Exercise aim: Locate the word "panel" in the data below, then copy every line that holds it.

Saved data entries:
START

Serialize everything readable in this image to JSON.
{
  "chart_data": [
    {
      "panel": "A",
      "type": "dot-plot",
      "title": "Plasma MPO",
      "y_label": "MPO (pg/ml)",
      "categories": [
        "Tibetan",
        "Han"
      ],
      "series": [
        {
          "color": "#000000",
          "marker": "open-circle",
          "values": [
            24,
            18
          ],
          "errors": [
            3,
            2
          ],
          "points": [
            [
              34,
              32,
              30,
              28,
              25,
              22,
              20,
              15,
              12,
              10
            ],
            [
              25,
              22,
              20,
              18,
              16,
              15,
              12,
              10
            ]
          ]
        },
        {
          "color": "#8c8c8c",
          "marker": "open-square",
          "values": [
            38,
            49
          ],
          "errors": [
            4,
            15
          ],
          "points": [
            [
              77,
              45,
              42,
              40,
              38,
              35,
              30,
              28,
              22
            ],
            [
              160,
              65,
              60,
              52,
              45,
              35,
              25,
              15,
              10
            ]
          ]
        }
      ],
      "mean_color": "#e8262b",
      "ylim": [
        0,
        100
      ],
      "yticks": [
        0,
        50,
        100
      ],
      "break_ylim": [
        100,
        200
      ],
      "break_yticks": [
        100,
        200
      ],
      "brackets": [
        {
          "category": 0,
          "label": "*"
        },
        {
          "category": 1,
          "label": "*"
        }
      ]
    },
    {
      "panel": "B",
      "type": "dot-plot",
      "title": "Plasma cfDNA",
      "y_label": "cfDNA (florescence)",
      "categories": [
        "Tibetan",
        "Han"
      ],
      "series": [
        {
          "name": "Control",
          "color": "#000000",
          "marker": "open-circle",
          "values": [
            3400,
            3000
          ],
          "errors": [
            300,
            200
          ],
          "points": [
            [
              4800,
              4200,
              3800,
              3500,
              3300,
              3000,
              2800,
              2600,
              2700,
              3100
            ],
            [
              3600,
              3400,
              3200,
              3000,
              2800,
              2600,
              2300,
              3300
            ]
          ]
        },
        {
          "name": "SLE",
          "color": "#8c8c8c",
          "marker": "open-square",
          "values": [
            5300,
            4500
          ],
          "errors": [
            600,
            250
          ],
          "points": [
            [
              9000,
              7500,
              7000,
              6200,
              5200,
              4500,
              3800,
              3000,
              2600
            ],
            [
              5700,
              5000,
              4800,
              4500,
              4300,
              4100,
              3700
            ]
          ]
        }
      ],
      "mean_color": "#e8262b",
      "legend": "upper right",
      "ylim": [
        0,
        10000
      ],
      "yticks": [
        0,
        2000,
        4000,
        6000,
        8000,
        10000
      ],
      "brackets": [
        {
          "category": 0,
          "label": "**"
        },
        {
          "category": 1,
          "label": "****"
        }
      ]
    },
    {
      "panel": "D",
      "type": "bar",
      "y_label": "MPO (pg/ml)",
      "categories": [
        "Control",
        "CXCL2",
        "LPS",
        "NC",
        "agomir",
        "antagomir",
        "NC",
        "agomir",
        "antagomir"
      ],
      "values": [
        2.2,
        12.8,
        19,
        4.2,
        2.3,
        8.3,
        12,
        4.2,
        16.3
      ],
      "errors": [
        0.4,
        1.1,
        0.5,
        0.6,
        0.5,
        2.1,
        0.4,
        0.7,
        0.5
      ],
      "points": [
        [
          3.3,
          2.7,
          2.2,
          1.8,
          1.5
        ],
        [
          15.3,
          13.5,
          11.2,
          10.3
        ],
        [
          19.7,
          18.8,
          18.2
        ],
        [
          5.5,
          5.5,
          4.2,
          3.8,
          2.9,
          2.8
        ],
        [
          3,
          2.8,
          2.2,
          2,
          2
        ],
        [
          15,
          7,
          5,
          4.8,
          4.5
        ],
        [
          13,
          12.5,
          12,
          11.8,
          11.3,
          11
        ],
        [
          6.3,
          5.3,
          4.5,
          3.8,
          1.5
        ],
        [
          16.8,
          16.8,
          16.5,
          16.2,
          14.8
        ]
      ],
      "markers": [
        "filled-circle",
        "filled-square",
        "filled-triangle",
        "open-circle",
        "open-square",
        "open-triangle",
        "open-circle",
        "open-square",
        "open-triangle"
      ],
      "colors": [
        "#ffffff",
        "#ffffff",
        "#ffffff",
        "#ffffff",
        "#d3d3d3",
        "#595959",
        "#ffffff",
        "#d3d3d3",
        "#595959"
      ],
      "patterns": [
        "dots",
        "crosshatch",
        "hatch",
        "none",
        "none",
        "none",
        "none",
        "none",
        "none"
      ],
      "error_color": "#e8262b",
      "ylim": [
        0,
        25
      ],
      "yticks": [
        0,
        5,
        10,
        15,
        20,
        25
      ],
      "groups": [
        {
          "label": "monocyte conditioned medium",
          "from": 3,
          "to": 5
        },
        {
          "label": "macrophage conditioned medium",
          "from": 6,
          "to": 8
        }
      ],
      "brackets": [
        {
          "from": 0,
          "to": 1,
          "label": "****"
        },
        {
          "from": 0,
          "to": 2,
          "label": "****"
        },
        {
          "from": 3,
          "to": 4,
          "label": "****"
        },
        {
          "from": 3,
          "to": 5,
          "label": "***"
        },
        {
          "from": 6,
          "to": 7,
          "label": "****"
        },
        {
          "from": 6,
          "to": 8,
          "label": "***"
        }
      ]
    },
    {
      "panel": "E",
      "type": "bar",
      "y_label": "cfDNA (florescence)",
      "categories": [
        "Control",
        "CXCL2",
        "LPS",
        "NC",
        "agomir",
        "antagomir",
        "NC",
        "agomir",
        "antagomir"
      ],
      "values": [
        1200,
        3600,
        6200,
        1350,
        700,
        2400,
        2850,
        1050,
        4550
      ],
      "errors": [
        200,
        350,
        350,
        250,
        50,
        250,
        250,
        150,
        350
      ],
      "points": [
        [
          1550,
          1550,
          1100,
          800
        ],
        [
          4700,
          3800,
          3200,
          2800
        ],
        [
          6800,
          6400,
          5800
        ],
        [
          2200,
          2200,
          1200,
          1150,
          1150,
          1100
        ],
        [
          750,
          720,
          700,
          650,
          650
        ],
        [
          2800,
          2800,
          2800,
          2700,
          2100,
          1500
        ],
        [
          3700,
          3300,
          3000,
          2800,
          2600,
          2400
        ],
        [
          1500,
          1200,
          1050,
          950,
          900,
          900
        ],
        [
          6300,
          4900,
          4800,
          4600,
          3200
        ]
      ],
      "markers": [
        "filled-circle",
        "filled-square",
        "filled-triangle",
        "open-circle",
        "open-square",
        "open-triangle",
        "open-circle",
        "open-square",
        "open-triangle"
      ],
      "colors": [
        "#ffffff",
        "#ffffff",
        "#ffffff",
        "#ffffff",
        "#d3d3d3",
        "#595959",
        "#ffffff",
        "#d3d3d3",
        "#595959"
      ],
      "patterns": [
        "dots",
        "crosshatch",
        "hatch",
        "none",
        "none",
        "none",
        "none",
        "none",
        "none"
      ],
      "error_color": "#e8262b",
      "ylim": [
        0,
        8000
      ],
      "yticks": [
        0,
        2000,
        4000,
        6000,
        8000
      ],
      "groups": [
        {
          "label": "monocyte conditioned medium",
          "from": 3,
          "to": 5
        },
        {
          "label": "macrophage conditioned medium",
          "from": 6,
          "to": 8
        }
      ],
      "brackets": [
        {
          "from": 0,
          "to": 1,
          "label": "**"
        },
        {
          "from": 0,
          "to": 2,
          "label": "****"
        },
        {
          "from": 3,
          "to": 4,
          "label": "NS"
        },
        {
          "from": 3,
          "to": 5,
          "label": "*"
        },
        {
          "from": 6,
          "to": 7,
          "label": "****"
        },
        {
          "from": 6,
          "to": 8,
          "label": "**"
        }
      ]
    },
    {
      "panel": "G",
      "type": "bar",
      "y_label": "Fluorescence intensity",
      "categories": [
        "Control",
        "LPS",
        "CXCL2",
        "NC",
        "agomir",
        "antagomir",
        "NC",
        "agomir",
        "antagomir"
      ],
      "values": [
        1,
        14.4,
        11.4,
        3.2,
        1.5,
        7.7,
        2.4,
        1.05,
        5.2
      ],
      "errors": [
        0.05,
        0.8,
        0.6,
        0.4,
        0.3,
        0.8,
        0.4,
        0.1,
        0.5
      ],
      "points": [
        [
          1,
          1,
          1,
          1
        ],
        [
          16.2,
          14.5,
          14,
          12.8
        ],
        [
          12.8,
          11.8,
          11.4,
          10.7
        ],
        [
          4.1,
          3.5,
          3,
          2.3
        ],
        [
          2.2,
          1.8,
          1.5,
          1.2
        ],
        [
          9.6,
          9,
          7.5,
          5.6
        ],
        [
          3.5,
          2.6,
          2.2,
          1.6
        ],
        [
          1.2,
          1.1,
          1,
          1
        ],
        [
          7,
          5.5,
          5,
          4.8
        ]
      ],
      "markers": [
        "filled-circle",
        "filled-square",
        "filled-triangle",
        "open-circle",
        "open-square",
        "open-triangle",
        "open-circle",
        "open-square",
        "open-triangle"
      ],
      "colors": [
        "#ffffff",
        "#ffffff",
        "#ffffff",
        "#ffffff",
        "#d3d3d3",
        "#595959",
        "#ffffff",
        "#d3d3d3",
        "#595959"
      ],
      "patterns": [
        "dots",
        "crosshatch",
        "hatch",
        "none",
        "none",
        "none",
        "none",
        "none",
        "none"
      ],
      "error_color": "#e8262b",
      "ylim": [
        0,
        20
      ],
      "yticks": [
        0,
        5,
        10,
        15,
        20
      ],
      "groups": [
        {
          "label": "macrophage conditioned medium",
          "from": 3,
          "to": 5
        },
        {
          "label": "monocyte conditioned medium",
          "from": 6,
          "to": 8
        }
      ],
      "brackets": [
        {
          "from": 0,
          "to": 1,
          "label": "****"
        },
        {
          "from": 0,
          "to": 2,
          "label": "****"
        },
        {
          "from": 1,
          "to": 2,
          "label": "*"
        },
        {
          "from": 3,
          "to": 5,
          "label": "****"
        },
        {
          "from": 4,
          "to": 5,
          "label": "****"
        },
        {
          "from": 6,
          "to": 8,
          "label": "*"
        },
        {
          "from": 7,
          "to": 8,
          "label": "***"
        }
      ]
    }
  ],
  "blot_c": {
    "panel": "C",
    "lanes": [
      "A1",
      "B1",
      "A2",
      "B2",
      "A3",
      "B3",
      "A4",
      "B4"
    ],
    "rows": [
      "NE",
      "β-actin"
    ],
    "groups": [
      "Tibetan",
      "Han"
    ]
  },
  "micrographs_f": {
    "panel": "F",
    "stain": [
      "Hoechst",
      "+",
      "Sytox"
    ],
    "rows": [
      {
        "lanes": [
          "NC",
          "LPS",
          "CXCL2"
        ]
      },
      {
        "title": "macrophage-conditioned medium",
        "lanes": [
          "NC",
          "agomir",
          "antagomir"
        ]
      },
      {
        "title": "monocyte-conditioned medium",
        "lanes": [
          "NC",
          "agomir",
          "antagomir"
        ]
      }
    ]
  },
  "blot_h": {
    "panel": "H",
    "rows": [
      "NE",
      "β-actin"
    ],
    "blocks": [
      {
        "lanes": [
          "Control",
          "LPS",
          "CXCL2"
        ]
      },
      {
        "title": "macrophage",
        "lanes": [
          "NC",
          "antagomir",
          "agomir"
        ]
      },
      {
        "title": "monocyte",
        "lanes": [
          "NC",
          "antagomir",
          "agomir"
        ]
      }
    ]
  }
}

END

Expected output:
      "panel": "A",
      "panel": "B",
      "panel": "D",
      "panel": "E",
      "panel": "G",
    "panel": "C",
    "panel": "F",
    "panel": "H",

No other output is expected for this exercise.